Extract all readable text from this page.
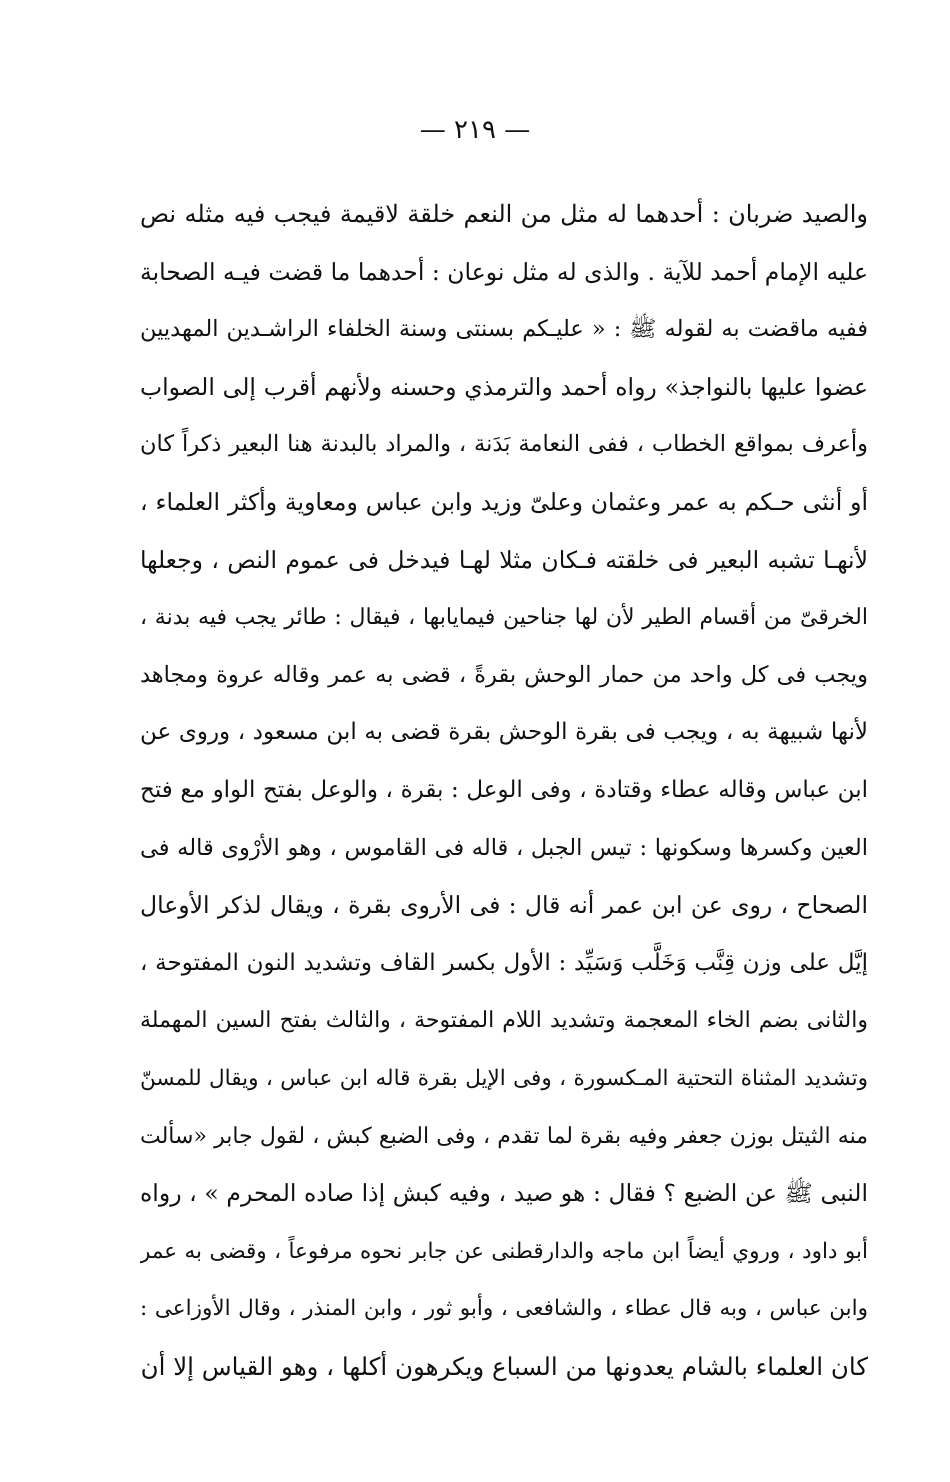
— ٢١٩ —
والصيد ضربان : أحدهما له مثل من النعم خلقة لاقيمة فيجب فيه مثله نص
عليه الإمام أحمد للآية . والذى له مثل نوعان : أحدهما ما قضت فيـه الصحابة
ففيه ماقضت به لقوله ﷺ : « عليـكم بسنتى وسنة الخلفاء الراشـدين المهديين
عضوا عليها بالنواجذ» رواه أحمد والترمذي وحسنه ولأنهم أقرب إلى الصواب
وأعرف بمواقع الخطاب ، ففى النعامة بَدَنة ، والمراد بالبدنة هنا البعير ذكراً كان
أو أنثى حـكم به عمر وعثمان وعلىّ وزيد وابن عباس ومعاوية وأكثر العلماء ،
لأنهـا تشبه البعير فى خلقته فـكان مثلا لهـا فيدخل فى عموم النص ، وجعلها
الخرقىّ من أقسام الطير لأن لها جناحين فيمايابها ، فيقال : طائر يجب فيه بدنة ،
ويجب فى كل واحد من حمار الوحش بقرةً ، قضى به عمر وقاله عروة ومجاهد
لأنها شبيهة به ، ويجب فى بقرة الوحش بقرة قضى به ابن مسعود ، وروى عن
ابن عباس وقاله عطاء وقتادة ، وفى الوعل : بقرة ، والوعل بفتح الواو مع فتح
العين وكسرها وسكونها : تيس الجبل ، قاله فى القاموس ، وهو الأرْوى قاله فى
الصحاح ، روى عن ابن عمر أنه قال : فى الأروى بقرة ، ويقال لذكر الأوعال
إيَّل على وزن قِنَّب وَخَلَّب وَسَيِّد : الأول بكسر القاف وتشديد النون المفتوحة ،
والثانى بضم الخاء المعجمة وتشديد اللام المفتوحة ، والثالث بفتح السين المهملة
وتشديد المثناة التحتية المـكسورة ، وفى الإيل بقرة قاله ابن عباس ، ويقال للمسنّ
منه الثيتل بوزن جعفر وفيه بقرة لما تقدم ، وفى الضبع كبش ، لقول جابر «سألت
النبى ﷺ عن الضبع ؟ فقال : هو صيد ، وفيه كبش إذا صاده المحرم » ، رواه
أبو داود ، وروي أيضاً ابن ماجه والدارقطنى عن جابر نحوه مرفوعاً ، وقضى به عمر
وابن عباس ، وبه قال عطاء ، والشافعى ، وأبو ثور ، وابن المنذر ، وقال الأوزاعى :
كان العلماء بالشام يعدونها من السباع ويكرهون أكلها ، وهو القياس إلا أن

+---+

Given problem: Set out every line from the material that contains the string "ويجب".

Exercise output:
ويجب فى كل واحد من حمار الوحش بقرةً ، قضى به عمر وقاله عروة ومجاهد
لأنها شبيهة به ، ويجب فى بقرة الوحش بقرة قضى به ابن مسعود ، وروى عن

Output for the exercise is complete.